> **THE REQUEST**: Print the entries that appear below, exactly as written and without their pictures.

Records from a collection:
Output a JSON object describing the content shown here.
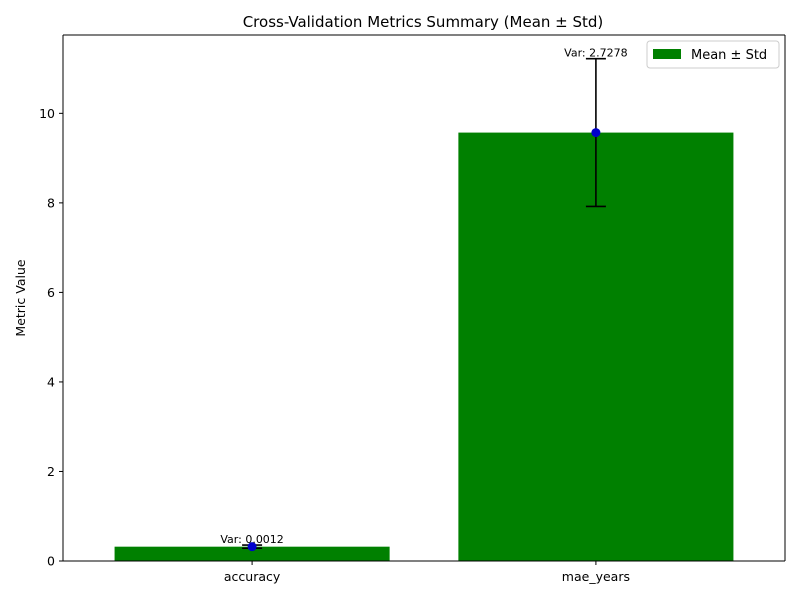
{
  "chart_data": {
    "type": "bar",
    "title": "Cross-Validation Metrics Summary (Mean ± Std)",
    "xlabel": "",
    "ylabel": "Metric Value",
    "categories": [
      "accuracy",
      "mae_years"
    ],
    "series": [
      {
        "name": "Mean ± Std",
        "values": [
          0.32,
          9.57
        ],
        "std": [
          0.035,
          1.65
        ],
        "color": "#008000"
      }
    ],
    "annotations": [
      "Var: 0.0012",
      "Var: 2.7278"
    ],
    "ylim": [
      0,
      11.75
    ],
    "yticks": [
      0,
      2,
      4,
      6,
      8,
      10
    ],
    "point_color": "#0000cc",
    "errorbar_color": "#000000",
    "grid": false,
    "legend_position": "top-right"
  }
}
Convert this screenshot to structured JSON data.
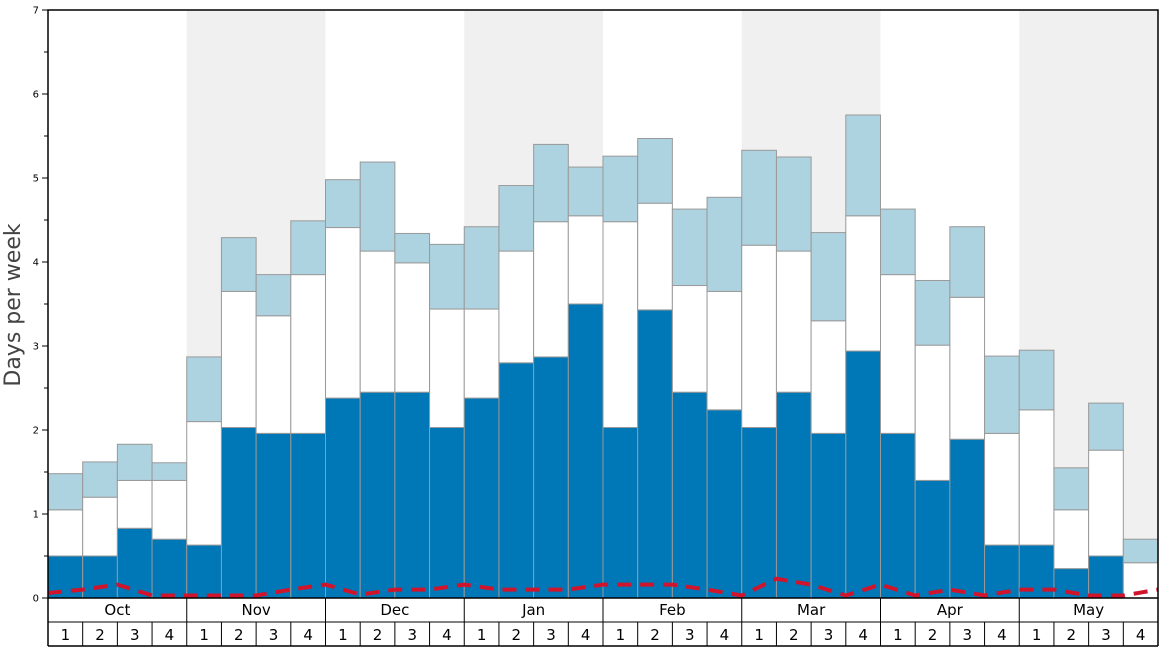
{
  "chart_data": {
    "type": "bar",
    "ylabel": "Days per week",
    "ylim": [
      0,
      7
    ],
    "y_ticks": [
      "0",
      "1",
      "2",
      "3",
      "4",
      "5",
      "6",
      "7"
    ],
    "months": [
      "Oct",
      "Nov",
      "Dec",
      "Jan",
      "Feb",
      "Mar",
      "Apr",
      "May"
    ],
    "weeks": [
      "1",
      "2",
      "3",
      "4"
    ],
    "stacked": true,
    "series": [
      {
        "color": "#0077b6",
        "values": [
          0.5,
          0.5,
          0.83,
          0.7,
          0.63,
          2.03,
          1.96,
          1.96,
          2.38,
          2.45,
          2.45,
          2.03,
          2.38,
          2.8,
          2.87,
          3.5,
          2.03,
          3.43,
          2.45,
          2.24,
          2.03,
          2.45,
          1.96,
          2.94,
          1.96,
          1.4,
          1.89,
          0.63,
          0.63,
          0.35,
          0.5,
          0.0
        ]
      },
      {
        "color": "#ffffff",
        "values": [
          0.55,
          0.7,
          0.57,
          0.7,
          1.47,
          1.62,
          1.4,
          1.89,
          2.03,
          1.68,
          1.54,
          1.41,
          1.06,
          1.33,
          1.61,
          1.05,
          2.45,
          1.27,
          1.27,
          1.41,
          2.17,
          1.68,
          1.34,
          1.61,
          1.89,
          1.61,
          1.69,
          1.33,
          1.61,
          0.7,
          1.26,
          0.42
        ]
      },
      {
        "color": "#aed3e0",
        "values": [
          0.43,
          0.42,
          0.43,
          0.21,
          0.77,
          0.64,
          0.49,
          0.64,
          0.57,
          1.06,
          0.35,
          0.77,
          0.98,
          0.78,
          0.92,
          0.58,
          0.78,
          0.77,
          0.91,
          1.12,
          1.13,
          1.12,
          1.05,
          1.2,
          0.78,
          0.77,
          0.84,
          0.92,
          0.71,
          0.5,
          0.56,
          0.28
        ]
      }
    ],
    "line": {
      "color": "#d0142c",
      "style": "dashed",
      "values": [
        0.06,
        0.1,
        0.16,
        0.03,
        0.03,
        0.03,
        0.03,
        0.1,
        0.16,
        0.04,
        0.1,
        0.1,
        0.16,
        0.1,
        0.1,
        0.1,
        0.16,
        0.16,
        0.16,
        0.1,
        0.03,
        0.23,
        0.16,
        0.03,
        0.16,
        0.03,
        0.1,
        0.03,
        0.1,
        0.1,
        0.03,
        0.03,
        0.1
      ]
    },
    "shaded_months": [
      "Nov",
      "Jan",
      "Mar",
      "May"
    ],
    "grid": false
  }
}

> **THE ANSWER**:
Output a JSON object describing the content shown here.
{
  "chart_data": {
    "type": "bar",
    "title": "Cross-Validation Metrics Summary (Mean ± Std)",
    "xlabel": "",
    "ylabel": "Metric Value",
    "categories": [
      "accuracy",
      "mae_years"
    ],
    "series": [
      {
        "name": "Mean ± Std",
        "values": [
          0.32,
          9.57
        ],
        "std": [
          0.035,
          1.65
        ],
        "color": "#008000"
      }
    ],
    "annotations": [
      "Var: 0.0012",
      "Var: 2.7278"
    ],
    "ylim": [
      0,
      11.75
    ],
    "yticks": [
      0,
      2,
      4,
      6,
      8,
      10
    ],
    "point_color": "#0000cc",
    "errorbar_color": "#000000",
    "grid": false,
    "legend_position": "top-right"
  }
}
Convert this screenshot to structured JSON data.
{
  "chart_data": {
    "type": "bar",
    "ylabel": "Days per week",
    "ylim": [
      0,
      7
    ],
    "y_ticks": [
      "0",
      "1",
      "2",
      "3",
      "4",
      "5",
      "6",
      "7"
    ],
    "months": [
      "Oct",
      "Nov",
      "Dec",
      "Jan",
      "Feb",
      "Mar",
      "Apr",
      "May"
    ],
    "weeks": [
      "1",
      "2",
      "3",
      "4"
    ],
    "stacked": true,
    "series": [
      {
        "color": "#0077b6",
        "values": [
          0.5,
          0.5,
          0.83,
          0.7,
          0.63,
          2.03,
          1.96,
          1.96,
          2.38,
          2.45,
          2.45,
          2.03,
          2.38,
          2.8,
          2.87,
          3.5,
          2.03,
          3.43,
          2.45,
          2.24,
          2.03,
          2.45,
          1.96,
          2.94,
          1.96,
          1.4,
          1.89,
          0.63,
          0.63,
          0.35,
          0.5,
          0.0
        ]
      },
      {
        "color": "#ffffff",
        "values": [
          0.55,
          0.7,
          0.57,
          0.7,
          1.47,
          1.62,
          1.4,
          1.89,
          2.03,
          1.68,
          1.54,
          1.41,
          1.06,
          1.33,
          1.61,
          1.05,
          2.45,
          1.27,
          1.27,
          1.41,
          2.17,
          1.68,
          1.34,
          1.61,
          1.89,
          1.61,
          1.69,
          1.33,
          1.61,
          0.7,
          1.26,
          0.42
        ]
      },
      {
        "color": "#aed3e0",
        "values": [
          0.43,
          0.42,
          0.43,
          0.21,
          0.77,
          0.64,
          0.49,
          0.64,
          0.57,
          1.06,
          0.35,
          0.77,
          0.98,
          0.78,
          0.92,
          0.58,
          0.78,
          0.77,
          0.91,
          1.12,
          1.13,
          1.12,
          1.05,
          1.2,
          0.78,
          0.77,
          0.84,
          0.92,
          0.71,
          0.5,
          0.56,
          0.28
        ]
      }
    ],
    "line": {
      "color": "#d0142c",
      "style": "dashed",
      "values": [
        0.06,
        0.1,
        0.16,
        0.03,
        0.03,
        0.03,
        0.03,
        0.1,
        0.16,
        0.04,
        0.1,
        0.1,
        0.16,
        0.1,
        0.1,
        0.1,
        0.16,
        0.16,
        0.16,
        0.1,
        0.03,
        0.23,
        0.16,
        0.03,
        0.16,
        0.03,
        0.1,
        0.03,
        0.1,
        0.1,
        0.03,
        0.03,
        0.1
      ]
    },
    "shaded_months": [
      "Nov",
      "Jan",
      "Mar",
      "May"
    ],
    "grid": false
  }
}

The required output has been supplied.